Dataset excerpt
|---|

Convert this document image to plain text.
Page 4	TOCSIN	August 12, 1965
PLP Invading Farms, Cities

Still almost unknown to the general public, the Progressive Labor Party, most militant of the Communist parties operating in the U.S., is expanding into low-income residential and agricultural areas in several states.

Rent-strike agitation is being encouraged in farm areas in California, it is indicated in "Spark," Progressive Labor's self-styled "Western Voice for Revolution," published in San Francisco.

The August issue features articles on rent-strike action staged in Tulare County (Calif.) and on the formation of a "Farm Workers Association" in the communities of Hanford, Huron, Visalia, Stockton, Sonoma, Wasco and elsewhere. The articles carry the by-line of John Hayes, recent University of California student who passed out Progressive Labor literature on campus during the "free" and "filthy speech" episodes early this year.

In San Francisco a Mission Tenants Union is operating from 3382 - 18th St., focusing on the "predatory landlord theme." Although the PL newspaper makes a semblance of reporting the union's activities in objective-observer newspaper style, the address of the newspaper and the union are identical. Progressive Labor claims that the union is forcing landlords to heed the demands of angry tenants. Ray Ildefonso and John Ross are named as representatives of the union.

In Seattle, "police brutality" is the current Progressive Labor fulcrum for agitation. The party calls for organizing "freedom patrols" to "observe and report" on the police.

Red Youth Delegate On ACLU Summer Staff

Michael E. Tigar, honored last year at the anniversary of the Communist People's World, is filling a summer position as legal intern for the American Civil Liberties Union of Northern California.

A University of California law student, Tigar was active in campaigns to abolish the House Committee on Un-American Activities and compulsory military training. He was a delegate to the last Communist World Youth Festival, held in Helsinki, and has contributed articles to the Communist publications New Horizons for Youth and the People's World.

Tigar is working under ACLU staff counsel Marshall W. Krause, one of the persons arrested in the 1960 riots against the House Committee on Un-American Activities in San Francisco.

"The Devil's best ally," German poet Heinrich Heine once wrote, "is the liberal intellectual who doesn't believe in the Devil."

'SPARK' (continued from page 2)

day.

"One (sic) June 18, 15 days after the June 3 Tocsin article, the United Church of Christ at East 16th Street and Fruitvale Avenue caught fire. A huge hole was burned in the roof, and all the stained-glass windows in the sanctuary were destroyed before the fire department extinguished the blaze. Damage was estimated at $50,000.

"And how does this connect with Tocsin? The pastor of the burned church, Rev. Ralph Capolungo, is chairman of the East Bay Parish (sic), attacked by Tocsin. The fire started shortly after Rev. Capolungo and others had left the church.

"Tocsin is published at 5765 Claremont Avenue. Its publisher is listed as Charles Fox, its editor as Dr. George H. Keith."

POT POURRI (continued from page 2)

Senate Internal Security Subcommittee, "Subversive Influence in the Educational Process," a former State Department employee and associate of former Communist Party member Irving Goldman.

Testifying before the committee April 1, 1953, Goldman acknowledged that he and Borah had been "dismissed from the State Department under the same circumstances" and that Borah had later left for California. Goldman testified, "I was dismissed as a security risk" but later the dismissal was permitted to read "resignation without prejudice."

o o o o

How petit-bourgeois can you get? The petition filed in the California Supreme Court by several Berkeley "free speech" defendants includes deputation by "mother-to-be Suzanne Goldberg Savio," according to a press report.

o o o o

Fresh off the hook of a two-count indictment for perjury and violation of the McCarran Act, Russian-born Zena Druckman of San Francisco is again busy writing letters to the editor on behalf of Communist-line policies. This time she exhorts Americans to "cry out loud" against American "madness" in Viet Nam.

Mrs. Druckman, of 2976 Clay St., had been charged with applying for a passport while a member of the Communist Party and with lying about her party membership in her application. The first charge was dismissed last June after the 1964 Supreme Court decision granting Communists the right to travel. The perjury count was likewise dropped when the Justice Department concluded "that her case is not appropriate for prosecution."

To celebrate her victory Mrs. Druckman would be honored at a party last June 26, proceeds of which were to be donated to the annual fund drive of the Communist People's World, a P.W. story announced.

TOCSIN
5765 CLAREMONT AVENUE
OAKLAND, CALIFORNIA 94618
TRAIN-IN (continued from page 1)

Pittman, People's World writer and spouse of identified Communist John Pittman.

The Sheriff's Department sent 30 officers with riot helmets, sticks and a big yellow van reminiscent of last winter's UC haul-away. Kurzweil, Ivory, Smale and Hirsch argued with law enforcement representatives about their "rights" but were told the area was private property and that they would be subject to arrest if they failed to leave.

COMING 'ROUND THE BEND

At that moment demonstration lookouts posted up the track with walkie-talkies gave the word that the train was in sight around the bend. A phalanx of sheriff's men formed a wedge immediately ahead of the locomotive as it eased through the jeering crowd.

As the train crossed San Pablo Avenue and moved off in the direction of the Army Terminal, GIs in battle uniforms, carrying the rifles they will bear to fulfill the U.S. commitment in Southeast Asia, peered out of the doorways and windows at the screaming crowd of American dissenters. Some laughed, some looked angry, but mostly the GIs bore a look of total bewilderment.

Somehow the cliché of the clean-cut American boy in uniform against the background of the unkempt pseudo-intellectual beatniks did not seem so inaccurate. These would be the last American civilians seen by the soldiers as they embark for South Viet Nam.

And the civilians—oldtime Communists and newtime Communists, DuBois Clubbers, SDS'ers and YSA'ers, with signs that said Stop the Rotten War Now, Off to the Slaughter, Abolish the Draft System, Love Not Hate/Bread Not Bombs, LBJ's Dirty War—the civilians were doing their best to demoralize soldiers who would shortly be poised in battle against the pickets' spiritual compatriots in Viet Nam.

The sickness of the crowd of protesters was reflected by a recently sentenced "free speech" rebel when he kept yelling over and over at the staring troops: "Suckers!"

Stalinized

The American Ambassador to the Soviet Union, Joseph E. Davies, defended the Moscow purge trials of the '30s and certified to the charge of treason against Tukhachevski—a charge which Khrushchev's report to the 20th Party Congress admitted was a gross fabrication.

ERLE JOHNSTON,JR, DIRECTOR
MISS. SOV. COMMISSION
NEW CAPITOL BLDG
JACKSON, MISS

|---|

### Exercise requirements
Extract every line containing the string "charge" from the material.

### Solution
Mrs. Druckman, of 2976 Clay St., had been charged with applying for a passport while a member of the Communist Party and with lying about her party membership in her application. The first charge was dismissed last June after the 1964 Supreme Court decision granting Communists the right to travel. The perjury count was likewise dropped when the Justice Department concluded "that her case is not appropriate for prosecution."
The American Ambassador to the Soviet Union, Joseph E. Davies, defended the Moscow purge trials of the '30s and certified to the charge of treason against Tukhachevski—a charge which Khrushchev's report to the 20th Party Congress admitted was a gross fabrication.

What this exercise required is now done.